Exercise prompt:
Every picture is to be removed, and all the data is to be copied exactly.
:: Records for the exercise
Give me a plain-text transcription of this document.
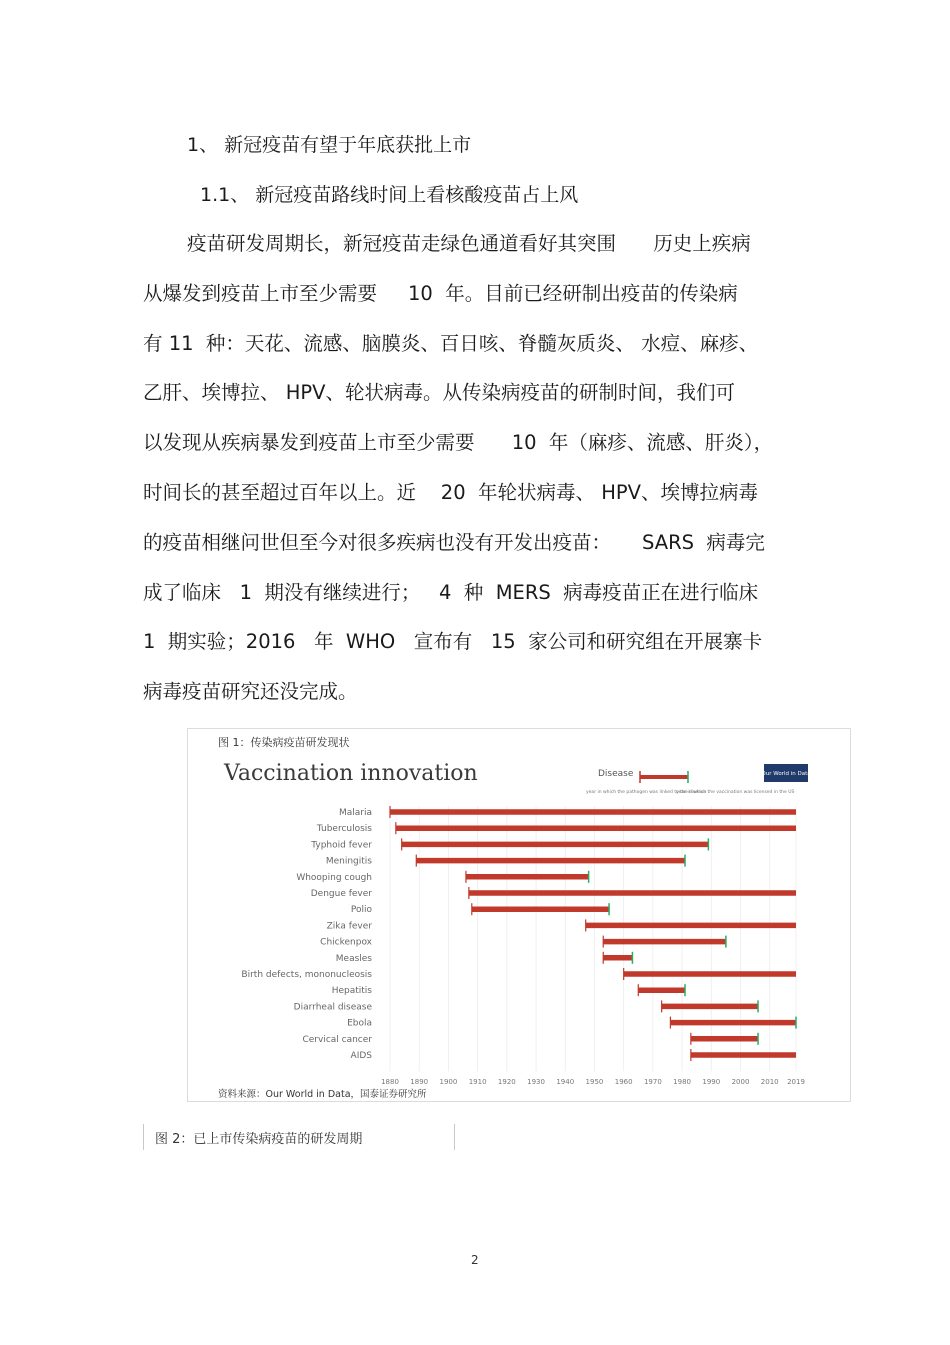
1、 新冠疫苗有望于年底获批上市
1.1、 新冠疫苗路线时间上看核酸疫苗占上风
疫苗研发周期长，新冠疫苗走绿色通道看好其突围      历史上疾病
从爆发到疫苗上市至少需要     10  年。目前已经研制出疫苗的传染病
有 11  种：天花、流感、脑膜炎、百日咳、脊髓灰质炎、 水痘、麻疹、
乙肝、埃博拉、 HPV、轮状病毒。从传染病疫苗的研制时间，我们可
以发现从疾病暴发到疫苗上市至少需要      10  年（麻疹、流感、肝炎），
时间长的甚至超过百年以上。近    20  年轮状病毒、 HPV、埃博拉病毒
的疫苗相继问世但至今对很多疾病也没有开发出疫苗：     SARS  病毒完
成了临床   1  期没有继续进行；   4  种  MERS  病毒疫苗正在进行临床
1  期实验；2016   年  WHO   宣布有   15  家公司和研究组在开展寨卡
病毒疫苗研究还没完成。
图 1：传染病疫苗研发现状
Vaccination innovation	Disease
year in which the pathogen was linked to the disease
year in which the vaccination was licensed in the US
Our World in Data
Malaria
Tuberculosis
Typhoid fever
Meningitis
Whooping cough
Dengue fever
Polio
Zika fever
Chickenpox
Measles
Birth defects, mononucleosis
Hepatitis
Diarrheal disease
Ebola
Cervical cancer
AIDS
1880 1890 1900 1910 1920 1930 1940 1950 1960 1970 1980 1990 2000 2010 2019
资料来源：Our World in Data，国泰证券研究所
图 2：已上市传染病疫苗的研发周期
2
::::
Result:
Give me a plain-text transcription of this document.
1、 新冠疫苗有望于年底获批上市
1.1、 新冠疫苗路线时间上看核酸疫苗占上风
疫苗研发周期长，新冠疫苗走绿色通道看好其突围      历史上疾病
从爆发到疫苗上市至少需要     10  年。目前已经研制出疫苗的传染病
有 11  种：天花、流感、脑膜炎、百日咳、脊髓灰质炎、 水痘、麻疹、
乙肝、埃博拉、 HPV、轮状病毒。从传染病疫苗的研制时间，我们可
以发现从疾病暴发到疫苗上市至少需要      10  年（麻疹、流感、肝炎），
时间长的甚至超过百年以上。近    20  年轮状病毒、 HPV、埃博拉病毒
的疫苗相继问世但至今对很多疾病也没有开发出疫苗：     SARS  病毒完
成了临床   1  期没有继续进行；   4  种  MERS  病毒疫苗正在进行临床
1  期实验；2016   年  WHO   宣布有   15  家公司和研究组在开展寨卡
病毒疫苗研究还没完成。
图 1：传染病疫苗研发现状
Vaccination innovation	Disease
year in which the pathogen was linked to the disease
year in which the vaccination was licensed in the US
Our World in Data
Malaria
Tuberculosis
Typhoid fever
Meningitis
Whooping cough
Dengue fever
Polio
Zika fever
Chickenpox
Measles
Birth defects, mononucleosis
Hepatitis
Diarrheal disease
Ebola
Cervical cancer
AIDS
1880 1890 1900 1910 1920 1930 1940 1950 1960 1970 1980 1990 2000 2010 2019
资料来源：Our World in Data，国泰证券研究所
图 2：已上市传染病疫苗的研发周期
2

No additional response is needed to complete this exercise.